• [INSTRUCTIONS FOR THE TASK]:
Read the data and repeat it in full, exactly.

▼▼▼

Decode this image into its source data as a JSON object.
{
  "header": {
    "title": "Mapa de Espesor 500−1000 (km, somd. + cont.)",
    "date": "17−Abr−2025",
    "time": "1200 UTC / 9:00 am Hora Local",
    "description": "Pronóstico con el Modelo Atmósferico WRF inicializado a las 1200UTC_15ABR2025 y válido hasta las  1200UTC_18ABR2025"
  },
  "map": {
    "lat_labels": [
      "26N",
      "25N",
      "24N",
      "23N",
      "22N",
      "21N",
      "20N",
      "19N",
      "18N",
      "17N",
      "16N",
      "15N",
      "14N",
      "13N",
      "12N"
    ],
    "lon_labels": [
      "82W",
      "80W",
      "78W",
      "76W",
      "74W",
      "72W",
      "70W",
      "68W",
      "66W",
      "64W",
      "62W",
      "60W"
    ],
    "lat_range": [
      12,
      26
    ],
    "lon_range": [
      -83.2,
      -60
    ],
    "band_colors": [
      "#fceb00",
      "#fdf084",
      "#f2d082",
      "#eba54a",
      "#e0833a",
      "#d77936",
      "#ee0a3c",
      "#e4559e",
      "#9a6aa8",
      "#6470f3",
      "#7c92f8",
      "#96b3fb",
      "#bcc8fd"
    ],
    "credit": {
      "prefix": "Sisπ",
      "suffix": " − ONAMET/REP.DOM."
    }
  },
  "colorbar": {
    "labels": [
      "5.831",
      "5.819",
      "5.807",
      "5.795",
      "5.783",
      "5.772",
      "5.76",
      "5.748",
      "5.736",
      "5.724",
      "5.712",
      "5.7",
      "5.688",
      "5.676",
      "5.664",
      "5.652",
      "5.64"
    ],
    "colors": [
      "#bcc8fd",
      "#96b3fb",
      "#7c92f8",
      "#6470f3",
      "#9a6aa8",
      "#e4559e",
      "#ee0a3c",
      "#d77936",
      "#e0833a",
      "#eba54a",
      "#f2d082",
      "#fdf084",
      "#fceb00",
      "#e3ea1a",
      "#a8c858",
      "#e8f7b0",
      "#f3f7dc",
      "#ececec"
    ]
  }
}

▲▲▲

• [SOLVED EXERCISE]:
Decode this image into its source data as a JSON object.
{
  "header": {
    "title": "Mapa de Espesor 500−1000 (km, somd. + cont.)",
    "date": "17−Abr−2025",
    "time": "1200 UTC / 9:00 am Hora Local",
    "description": "Pronóstico con el Modelo Atmósferico WRF inicializado a las 1200UTC_15ABR2025 y válido hasta las  1200UTC_18ABR2025"
  },
  "map": {
    "lat_labels": [
      "26N",
      "25N",
      "24N",
      "23N",
      "22N",
      "21N",
      "20N",
      "19N",
      "18N",
      "17N",
      "16N",
      "15N",
      "14N",
      "13N",
      "12N"
    ],
    "lon_labels": [
      "82W",
      "80W",
      "78W",
      "76W",
      "74W",
      "72W",
      "70W",
      "68W",
      "66W",
      "64W",
      "62W",
      "60W"
    ],
    "lat_range": [
      12,
      26
    ],
    "lon_range": [
      -83.2,
      -60
    ],
    "band_colors": [
      "#fceb00",
      "#fdf084",
      "#f2d082",
      "#eba54a",
      "#e0833a",
      "#d77936",
      "#ee0a3c",
      "#e4559e",
      "#9a6aa8",
      "#6470f3",
      "#7c92f8",
      "#96b3fb",
      "#bcc8fd"
    ],
    "credit": {
      "prefix": "Sisπ",
      "suffix": " − ONAMET/REP.DOM."
    }
  },
  "colorbar": {
    "labels": [
      "5.831",
      "5.819",
      "5.807",
      "5.795",
      "5.783",
      "5.772",
      "5.76",
      "5.748",
      "5.736",
      "5.724",
      "5.712",
      "5.7",
      "5.688",
      "5.676",
      "5.664",
      "5.652",
      "5.64"
    ],
    "colors": [
      "#bcc8fd",
      "#96b3fb",
      "#7c92f8",
      "#6470f3",
      "#9a6aa8",
      "#e4559e",
      "#ee0a3c",
      "#d77936",
      "#e0833a",
      "#eba54a",
      "#f2d082",
      "#fdf084",
      "#fceb00",
      "#e3ea1a",
      "#a8c858",
      "#e8f7b0",
      "#f3f7dc",
      "#ececec"
    ]
  }
}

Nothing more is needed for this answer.